What is asked:
From the listing below, pull out every line where the string "woman" appears.

──────────────────────────────

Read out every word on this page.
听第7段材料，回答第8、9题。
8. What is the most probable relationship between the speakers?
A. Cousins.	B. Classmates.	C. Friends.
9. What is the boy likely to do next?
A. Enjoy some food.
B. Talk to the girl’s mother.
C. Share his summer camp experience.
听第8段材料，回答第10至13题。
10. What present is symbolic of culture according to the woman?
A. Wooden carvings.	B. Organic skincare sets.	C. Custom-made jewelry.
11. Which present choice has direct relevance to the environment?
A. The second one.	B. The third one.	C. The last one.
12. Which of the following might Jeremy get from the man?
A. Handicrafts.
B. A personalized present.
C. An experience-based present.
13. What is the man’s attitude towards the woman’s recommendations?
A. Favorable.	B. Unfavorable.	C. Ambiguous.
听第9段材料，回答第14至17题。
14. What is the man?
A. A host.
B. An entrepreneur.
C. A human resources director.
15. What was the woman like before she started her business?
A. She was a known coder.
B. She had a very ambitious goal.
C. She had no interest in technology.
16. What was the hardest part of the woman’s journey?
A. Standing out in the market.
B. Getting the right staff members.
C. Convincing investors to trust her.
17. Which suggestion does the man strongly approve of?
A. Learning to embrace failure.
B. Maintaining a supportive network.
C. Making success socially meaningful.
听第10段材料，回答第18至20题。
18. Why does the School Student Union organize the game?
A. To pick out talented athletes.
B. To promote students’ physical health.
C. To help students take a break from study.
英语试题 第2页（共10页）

──────────────────────────────

Expected output:
10. What present is symbolic of culture according to the woman?
13. What is the man’s attitude towards the woman’s recommendations?
15. What was the woman like before she started her business?
16. What was the hardest part of the woman’s journey?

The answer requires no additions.